> Assignment 1:
Answer these questions using the excerpt on Tetrahymena H2B genes:
(a) At what cell density were total RNAs extracted?
(b) In how many amino acids do H2B.1 and H2B.2 differ?
(c) Which gene was used in somatic transformation to rescue the progeny of HTB double knock-out heterokaryons?
> Assignment 2: List every reference number that the excerpt on Tetrahymena H2B genes cites in parentheses.
> Assignment 3: Write the next part of the excerpt on Tetrahymena H2B genes, picking up after its final sentence.

> Selected extract:
In each experiment, total RNAs were extracted from wild-type CU428 and mutant strains at a density of 2 × 10⁵ cells/ml and purified further with Qiagen RNeasy columns. Gene expression microarray analysis was performed as described (42).

RESULTS

The Two Tetrahymena H2B Genes Function Redundantly

In Tetrahymena, histone H2B.1 and H2B.2 (encoded by HTB1 and HTB2, respectively) are non-allelic variants of H2B that differ in three amino acids (26) (supplemental Fig. S1). HTB single knock-out homozygous homokaryon strains, ΔHTB1 and ΔHTB2, in which either the HTB1 or HTB2 gene, respectively, was disrupted in both macronuclear and micronuclear genomes, were viable and grew normally (data not shown), demonstrating that neither of two HTB genes is essential. HTB double knock-out heterokaryon strains were created, in which both copies of HTB1 and HTB2 genes were replaced by the neo2 cassette in the germ line micronucleus while wild-type genes were retained in the somatic macronucleus. When two HTB double knock-out heterokaryon strains with different mating types were mated, all of their exconjugant progeny failed to grow. The progeny of HTB double knock-out heterokaryons could be rescued by somatic transformation with the wild-type HTB1 gene, demonstrating that the growth defect was due to the absence of any copies of the HTB genes in the newly developed macronuclei of these exconjugant progeny. Therefore, like the other non-allelic genes encoding variants of the major core histones H2A, H3, and H4 (43, 44), the two genes encoding H2B are functionally redundant in T. thermophila.

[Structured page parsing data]
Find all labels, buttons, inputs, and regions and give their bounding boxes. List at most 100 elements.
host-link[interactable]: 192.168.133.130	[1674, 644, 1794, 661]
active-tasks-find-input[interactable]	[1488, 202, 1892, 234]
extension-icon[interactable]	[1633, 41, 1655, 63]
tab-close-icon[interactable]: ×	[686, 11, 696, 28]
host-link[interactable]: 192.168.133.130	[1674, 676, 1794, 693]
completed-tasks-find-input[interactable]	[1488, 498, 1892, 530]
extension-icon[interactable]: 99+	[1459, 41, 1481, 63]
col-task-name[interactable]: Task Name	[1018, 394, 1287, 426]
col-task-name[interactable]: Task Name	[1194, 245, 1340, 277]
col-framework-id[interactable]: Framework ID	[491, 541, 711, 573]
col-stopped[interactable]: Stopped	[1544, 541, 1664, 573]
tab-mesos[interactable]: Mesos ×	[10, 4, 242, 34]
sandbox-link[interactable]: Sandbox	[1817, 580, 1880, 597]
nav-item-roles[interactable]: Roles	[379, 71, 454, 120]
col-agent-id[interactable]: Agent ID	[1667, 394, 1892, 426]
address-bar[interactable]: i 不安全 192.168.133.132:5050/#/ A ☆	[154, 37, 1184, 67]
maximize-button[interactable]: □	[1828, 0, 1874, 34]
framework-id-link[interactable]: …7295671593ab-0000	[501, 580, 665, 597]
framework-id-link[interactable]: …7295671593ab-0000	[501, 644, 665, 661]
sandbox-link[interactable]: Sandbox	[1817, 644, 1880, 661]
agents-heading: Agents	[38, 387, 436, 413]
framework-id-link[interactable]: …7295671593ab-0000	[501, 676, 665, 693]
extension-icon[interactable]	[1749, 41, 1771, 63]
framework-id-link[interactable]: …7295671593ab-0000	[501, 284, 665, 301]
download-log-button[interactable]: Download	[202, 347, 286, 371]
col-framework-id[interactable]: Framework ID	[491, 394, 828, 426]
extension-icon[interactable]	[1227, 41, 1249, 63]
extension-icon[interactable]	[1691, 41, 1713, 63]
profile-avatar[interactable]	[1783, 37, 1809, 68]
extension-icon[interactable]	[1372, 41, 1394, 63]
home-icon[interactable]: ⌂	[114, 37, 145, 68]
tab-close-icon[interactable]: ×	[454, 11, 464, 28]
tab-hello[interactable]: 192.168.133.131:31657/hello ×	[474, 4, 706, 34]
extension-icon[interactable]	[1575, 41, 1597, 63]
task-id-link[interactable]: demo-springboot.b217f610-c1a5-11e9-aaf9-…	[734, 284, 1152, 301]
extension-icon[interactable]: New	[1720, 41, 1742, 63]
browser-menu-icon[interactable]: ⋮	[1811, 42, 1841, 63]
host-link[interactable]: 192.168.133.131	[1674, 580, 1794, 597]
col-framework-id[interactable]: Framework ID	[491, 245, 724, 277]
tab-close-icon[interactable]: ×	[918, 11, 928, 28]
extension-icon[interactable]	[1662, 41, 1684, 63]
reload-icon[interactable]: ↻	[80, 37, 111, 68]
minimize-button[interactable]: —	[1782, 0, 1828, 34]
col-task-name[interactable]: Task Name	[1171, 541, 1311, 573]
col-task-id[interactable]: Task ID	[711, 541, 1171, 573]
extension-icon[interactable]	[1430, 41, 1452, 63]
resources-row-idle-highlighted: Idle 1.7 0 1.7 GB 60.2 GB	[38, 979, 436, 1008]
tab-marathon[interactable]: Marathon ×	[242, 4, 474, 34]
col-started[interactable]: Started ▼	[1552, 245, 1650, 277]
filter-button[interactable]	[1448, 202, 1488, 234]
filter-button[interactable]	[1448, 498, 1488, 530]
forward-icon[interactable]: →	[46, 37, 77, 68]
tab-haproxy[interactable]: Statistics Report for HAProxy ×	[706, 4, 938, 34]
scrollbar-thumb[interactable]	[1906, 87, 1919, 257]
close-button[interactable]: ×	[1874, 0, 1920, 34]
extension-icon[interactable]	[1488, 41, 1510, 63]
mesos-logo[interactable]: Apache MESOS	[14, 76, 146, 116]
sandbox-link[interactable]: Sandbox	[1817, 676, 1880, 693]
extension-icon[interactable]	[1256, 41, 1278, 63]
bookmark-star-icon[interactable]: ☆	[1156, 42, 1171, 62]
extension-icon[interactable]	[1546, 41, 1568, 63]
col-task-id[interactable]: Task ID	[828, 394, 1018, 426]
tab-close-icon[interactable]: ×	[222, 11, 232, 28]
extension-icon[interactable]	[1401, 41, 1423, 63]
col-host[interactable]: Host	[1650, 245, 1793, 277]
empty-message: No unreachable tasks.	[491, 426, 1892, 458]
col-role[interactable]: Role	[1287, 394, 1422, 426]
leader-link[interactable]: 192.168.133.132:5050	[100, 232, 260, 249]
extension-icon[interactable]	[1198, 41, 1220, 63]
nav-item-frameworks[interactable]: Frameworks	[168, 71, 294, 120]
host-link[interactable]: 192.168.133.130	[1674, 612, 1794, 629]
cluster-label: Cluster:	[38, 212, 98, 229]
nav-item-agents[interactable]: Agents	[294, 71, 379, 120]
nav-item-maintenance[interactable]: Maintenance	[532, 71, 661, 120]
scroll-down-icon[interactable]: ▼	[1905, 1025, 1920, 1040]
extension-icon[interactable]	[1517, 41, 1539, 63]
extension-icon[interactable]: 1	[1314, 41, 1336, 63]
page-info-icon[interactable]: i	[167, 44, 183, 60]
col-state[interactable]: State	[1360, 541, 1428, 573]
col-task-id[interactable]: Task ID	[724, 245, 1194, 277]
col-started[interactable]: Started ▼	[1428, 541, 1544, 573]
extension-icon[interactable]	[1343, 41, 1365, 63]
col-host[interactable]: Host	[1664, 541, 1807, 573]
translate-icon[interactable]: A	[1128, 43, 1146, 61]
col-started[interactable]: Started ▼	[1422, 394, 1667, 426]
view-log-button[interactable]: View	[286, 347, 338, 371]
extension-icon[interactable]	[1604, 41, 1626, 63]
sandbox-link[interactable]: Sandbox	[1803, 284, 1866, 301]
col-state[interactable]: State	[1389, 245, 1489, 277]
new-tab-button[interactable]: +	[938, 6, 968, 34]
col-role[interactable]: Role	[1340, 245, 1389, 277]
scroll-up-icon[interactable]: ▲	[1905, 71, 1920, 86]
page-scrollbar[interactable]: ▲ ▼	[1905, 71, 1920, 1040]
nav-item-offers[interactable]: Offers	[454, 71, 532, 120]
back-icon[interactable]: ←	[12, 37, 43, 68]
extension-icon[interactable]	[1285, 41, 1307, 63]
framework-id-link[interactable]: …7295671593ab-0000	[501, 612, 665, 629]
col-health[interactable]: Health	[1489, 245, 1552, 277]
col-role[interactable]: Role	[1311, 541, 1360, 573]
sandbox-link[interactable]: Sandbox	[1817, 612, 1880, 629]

> Written reply 1:
(a) 2 × 10⁵ cells/ml
(b) Three
(c) The wild-type HTB1 gene

> Written reply 2: 42, 26, 43, 44

> Written reply 3:
Lysine 115 Is the Only Residue of H2B That Can Be Ubiquitylated in Tetrahymena

There are only two lysine residues, Lys¹¹¹ and Lys¹¹⁵, in the Tetrahymena H2B C-terminal region. Lys¹¹⁵ corresponds to a conserved C-terminal lysine residue that is the only ubiquitylation site of H2B in mammals (45), S. cerevisiae (13), S. pombe (28, 29), and Arabidopsis (46). To identify the ubiquitylation site(s) in Tetrahymena H2B and eliminate the possibility that, in the absence of the preferred H2B ubiquitylation site, the other lysine residue could be ubiquitylated, single or double lysine to arginine (which cannot be ubiquitylated) mutations were introduced (Fig. 1A). The wild-type HTB1 gene and three mutated copies of the HTB1 gene, htb1-K111R, htb1-K115R, and htb1-K(111,115)R, were used to rescue the progeny of mating between two HTB1 and HTB2 double knock-out heterokaryons that would otherwise die due to the absence of a functional gene encoding H2B in their macronucleus. All three mutated HTB1s could rescue the progeny, suggesting that neither Lys¹¹¹ nor Lys¹¹⁵ is essential.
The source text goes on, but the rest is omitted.